===== EXERCISE MATERIAL

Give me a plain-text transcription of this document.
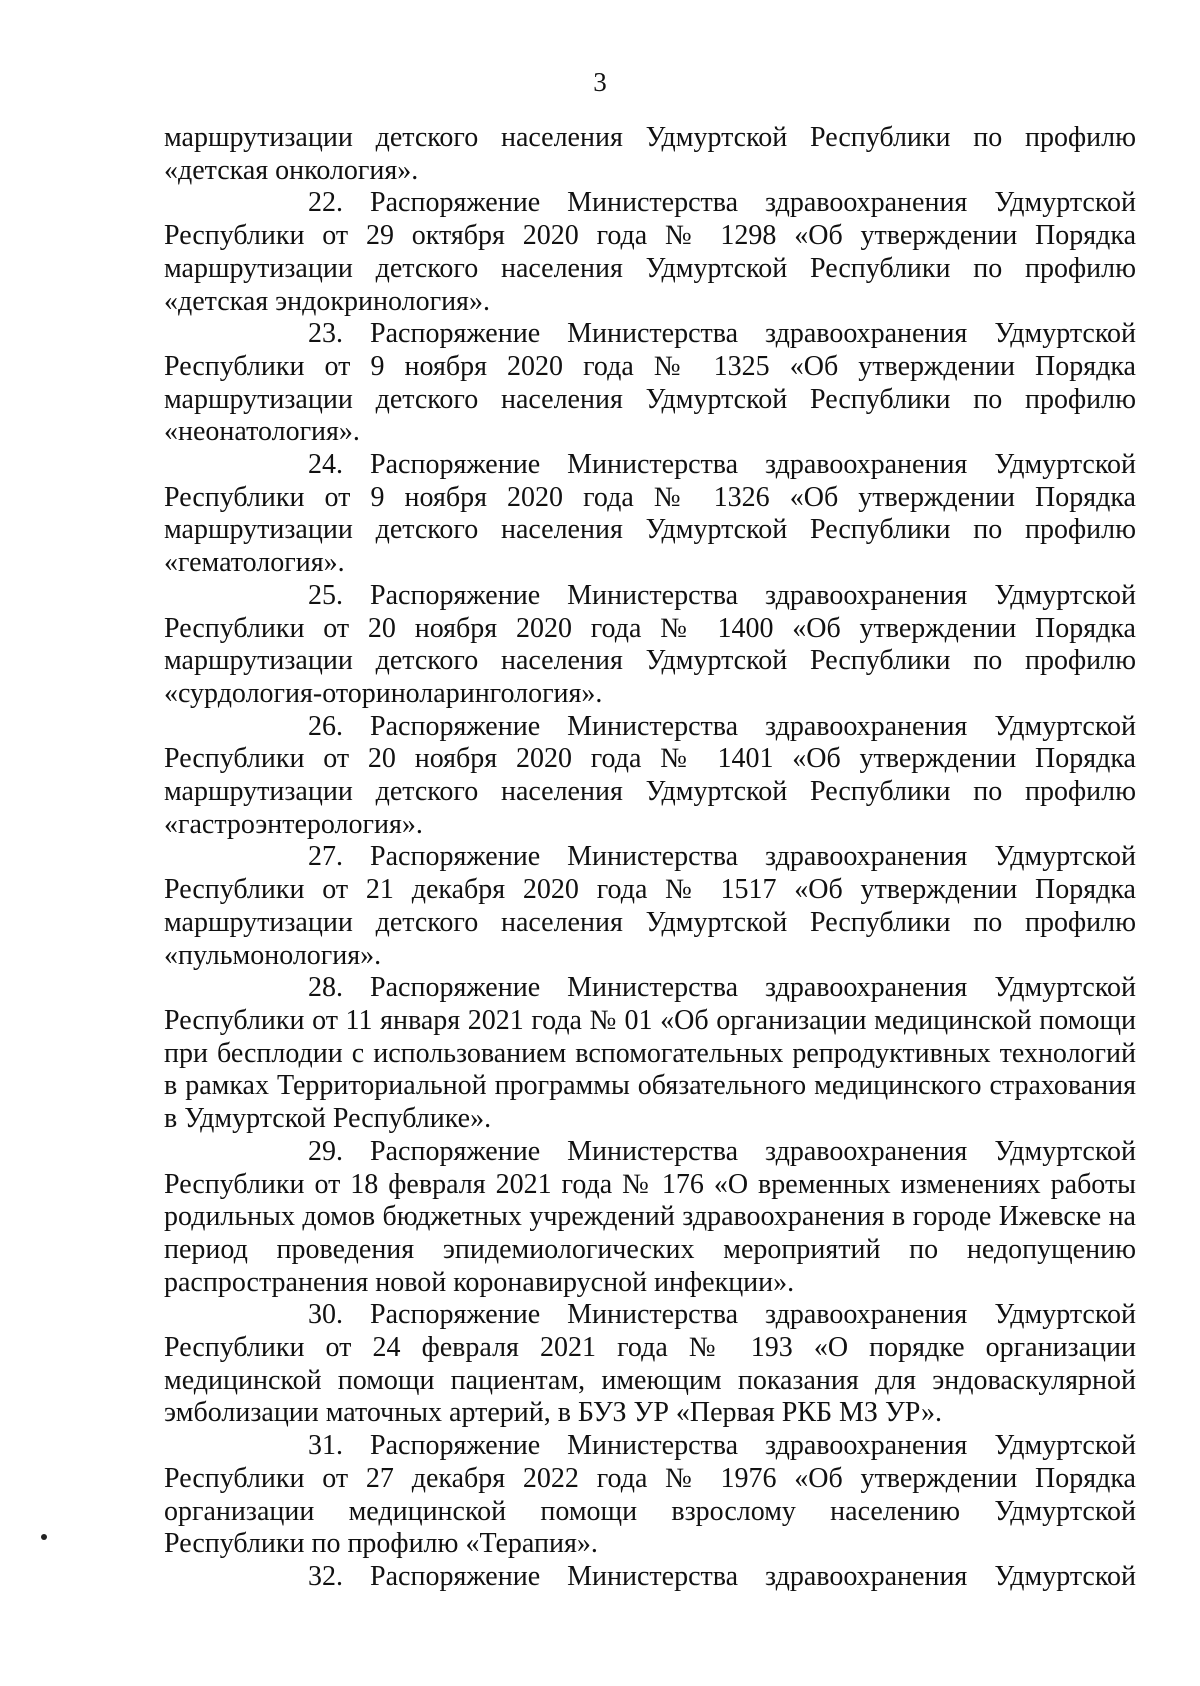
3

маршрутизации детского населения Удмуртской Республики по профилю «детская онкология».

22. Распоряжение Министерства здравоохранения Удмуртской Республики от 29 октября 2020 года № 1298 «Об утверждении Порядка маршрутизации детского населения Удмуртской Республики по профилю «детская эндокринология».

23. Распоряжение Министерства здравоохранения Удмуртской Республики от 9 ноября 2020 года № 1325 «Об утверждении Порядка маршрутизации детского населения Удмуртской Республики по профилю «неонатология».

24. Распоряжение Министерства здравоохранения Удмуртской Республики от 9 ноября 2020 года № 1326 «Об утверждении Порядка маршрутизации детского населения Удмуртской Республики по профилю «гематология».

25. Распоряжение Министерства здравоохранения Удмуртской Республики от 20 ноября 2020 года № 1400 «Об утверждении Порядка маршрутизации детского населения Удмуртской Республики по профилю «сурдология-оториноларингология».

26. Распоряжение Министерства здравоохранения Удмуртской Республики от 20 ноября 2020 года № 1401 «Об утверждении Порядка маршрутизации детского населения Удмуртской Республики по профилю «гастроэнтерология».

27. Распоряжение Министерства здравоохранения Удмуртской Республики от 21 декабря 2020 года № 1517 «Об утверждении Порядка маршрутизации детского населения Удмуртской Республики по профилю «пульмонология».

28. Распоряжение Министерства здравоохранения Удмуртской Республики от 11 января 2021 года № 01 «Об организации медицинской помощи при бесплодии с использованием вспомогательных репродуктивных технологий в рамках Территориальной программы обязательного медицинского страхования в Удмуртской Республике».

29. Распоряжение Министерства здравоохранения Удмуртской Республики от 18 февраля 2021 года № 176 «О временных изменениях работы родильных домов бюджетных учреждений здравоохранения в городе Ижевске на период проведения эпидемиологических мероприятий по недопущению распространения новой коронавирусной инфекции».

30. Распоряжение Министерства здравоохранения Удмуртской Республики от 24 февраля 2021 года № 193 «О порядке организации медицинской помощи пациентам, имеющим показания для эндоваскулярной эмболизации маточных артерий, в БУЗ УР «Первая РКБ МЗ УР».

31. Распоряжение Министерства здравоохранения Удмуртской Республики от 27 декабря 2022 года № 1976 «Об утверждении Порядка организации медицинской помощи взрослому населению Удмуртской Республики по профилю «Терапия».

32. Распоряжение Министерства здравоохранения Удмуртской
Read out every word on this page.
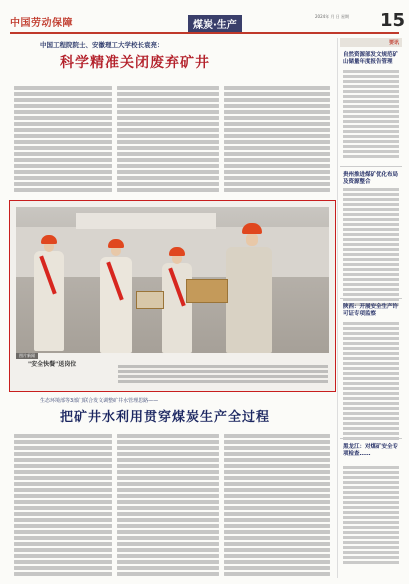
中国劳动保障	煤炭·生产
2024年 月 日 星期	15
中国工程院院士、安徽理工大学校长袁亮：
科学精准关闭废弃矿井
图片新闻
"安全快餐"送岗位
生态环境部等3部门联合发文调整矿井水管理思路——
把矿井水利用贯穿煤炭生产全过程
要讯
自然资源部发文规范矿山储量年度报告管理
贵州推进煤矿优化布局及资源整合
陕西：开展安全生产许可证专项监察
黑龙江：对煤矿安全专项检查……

==========

*PROBLEM DESCRIPTION*. The required output is the lines from the one containing "Read out every word on this page." through the end of the records above, reproduced exactly, with no pictures.

*ANSWER TO THE PROBLEM*.
Read out every word on this page.
中国劳动保障	煤炭·生产
2024年 月 日 星期	15
中国工程院院士、安徽理工大学校长袁亮：
科学精准关闭废弃矿井
图片新闻
"安全快餐"送岗位
生态环境部等3部门联合发文调整矿井水管理思路——
把矿井水利用贯穿煤炭生产全过程
要讯
自然资源部发文规范矿山储量年度报告管理
贵州推进煤矿优化布局及资源整合
陕西：开展安全生产许可证专项监察
黑龙江：对煤矿安全专项检查……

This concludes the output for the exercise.